#### WHAT IS BEING ASKED
According to the accounting policies note, in what month and year did GII form Garmin USA, and as what kind of organization?

*** PASSAGE PROVIDED ***

Note 2. Summary of Significant Accounting Policies
Basis of Presentation and Principles of Consolidation
The accompanying consolidated financial statements have been prepared in accordance with accounting principles generally
accepted in the United States. Accordingly, the accompanying consolidated financial statements reflect the accounts of Garmin
Ltd. and its wholly owned subsidiaries as if the reorganization described in Note 1 was effective for all periods presented. All
significant inter-company balances and transactions have been eliminated.
Nature of Business
Garmin Ltd. and subsidiaries (together, the Company) manufacture, market, and distribute Global Positioning System-enabled
products and other related products. GARMIN was incorporated in Taiwan, Republic of China on January 16, 1990. GARMIN is
primarily responsible for the manufacturing and distribution of the Company’s products to Garmin International, Inc. (GII) and
Garmin (Europe) Limited (GEL) and, to a lesser extent, new product development and sales and marketing of the Company’s
products in Asia and the Far East. In April 1990, a 100%-owned subsidiary, Garmin International, Inc., was incorporated in the
United States. GII is primarily responsible for sales and marketing of the Company’s products in many international markets and
in the United States as well as research and new product development. GII also manufactures certain products for the Company’s
aviation segment. During June 1992, GII formed Garmin (Europe) Limited, a wholly owned subsidiary in the United Kingdom, to
sell its products principally within the European market. During 2000, GII sold its interest in GEL to Garmin Ltd. As a result, GEL is
now a direct subsidiary of Garmin Ltd. Also during 2000, Garmin Realty LLC was formed by GII to hold certain real estate. In
December 2001, GII formed Garmin USA as a sales organization.

*** SUPPLIED RECORDS ***

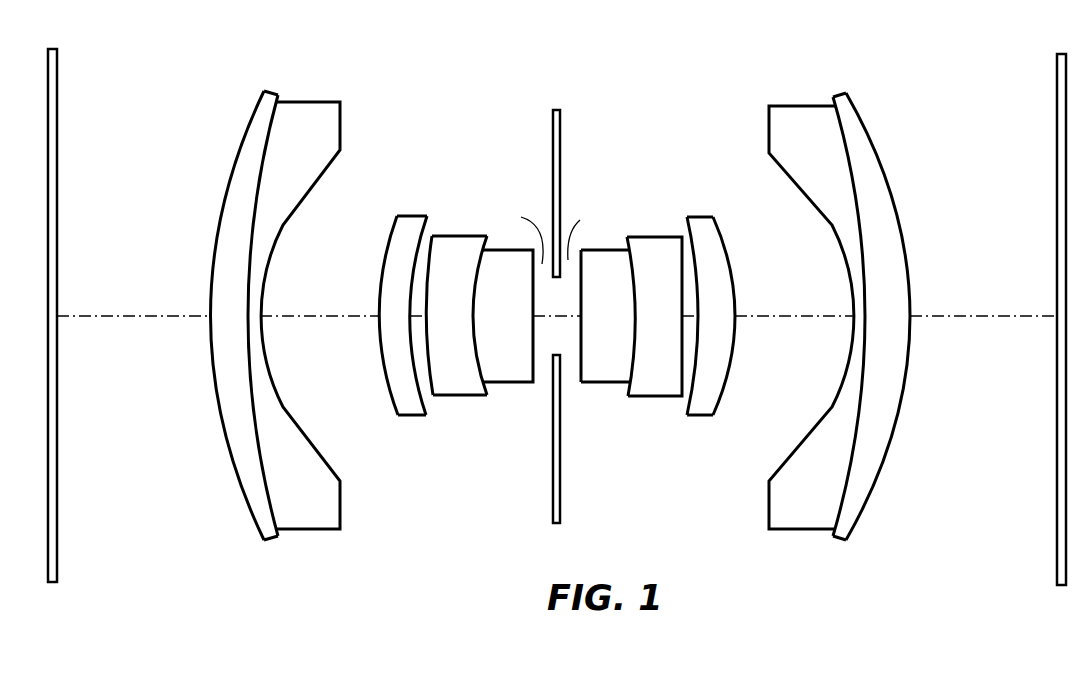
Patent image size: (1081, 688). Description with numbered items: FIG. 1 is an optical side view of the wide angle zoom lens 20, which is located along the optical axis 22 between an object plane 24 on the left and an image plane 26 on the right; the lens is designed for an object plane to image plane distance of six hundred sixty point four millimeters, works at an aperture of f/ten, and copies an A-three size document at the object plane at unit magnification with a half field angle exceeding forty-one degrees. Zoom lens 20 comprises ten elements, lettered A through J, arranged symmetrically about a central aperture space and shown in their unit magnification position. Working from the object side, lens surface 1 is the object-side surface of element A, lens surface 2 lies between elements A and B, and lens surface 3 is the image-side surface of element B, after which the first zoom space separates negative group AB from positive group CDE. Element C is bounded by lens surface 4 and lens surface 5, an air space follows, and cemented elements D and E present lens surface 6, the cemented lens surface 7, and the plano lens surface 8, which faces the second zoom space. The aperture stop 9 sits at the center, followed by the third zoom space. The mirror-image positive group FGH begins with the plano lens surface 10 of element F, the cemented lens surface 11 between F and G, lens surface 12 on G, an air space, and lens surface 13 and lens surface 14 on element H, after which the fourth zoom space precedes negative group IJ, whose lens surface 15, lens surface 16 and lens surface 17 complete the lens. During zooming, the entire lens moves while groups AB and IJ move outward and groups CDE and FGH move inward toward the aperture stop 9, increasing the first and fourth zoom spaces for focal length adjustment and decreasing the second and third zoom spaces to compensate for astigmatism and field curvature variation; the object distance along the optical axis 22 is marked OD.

The lens surface 1 is at (236, 157).
The lens surface 2 is at (253, 208).
The lens surface 3 is at (281, 225).
The lens surface 4 is at (383, 270).
The lens surface 5 is at (418, 243).
The lens surface 6 is at (432, 250).
The lens surface 7 is at (474, 292).
The lens surface 8 is at (533, 293).
The aperture stop 9 is at (552, 410).
The lens surface 10 is at (582, 303).
The lens surface 11 is at (634, 308).
The lens surface 12 is at (682, 300).
The lens surface 13 is at (687, 222).
The lens surface 14 is at (727, 253).
The lens surface 15 is at (830, 412).
The lens surface 16 is at (852, 180).
The lens surface 17 is at (891, 192).
The zoom lens 20 is at (653, 73).
The optical axis 22 is at (932, 317).
The object plane 24 is at (58, 73).
The image plane 26 is at (1057, 537).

***

#### FINISHED TASK
In December 2001, as a sales organization.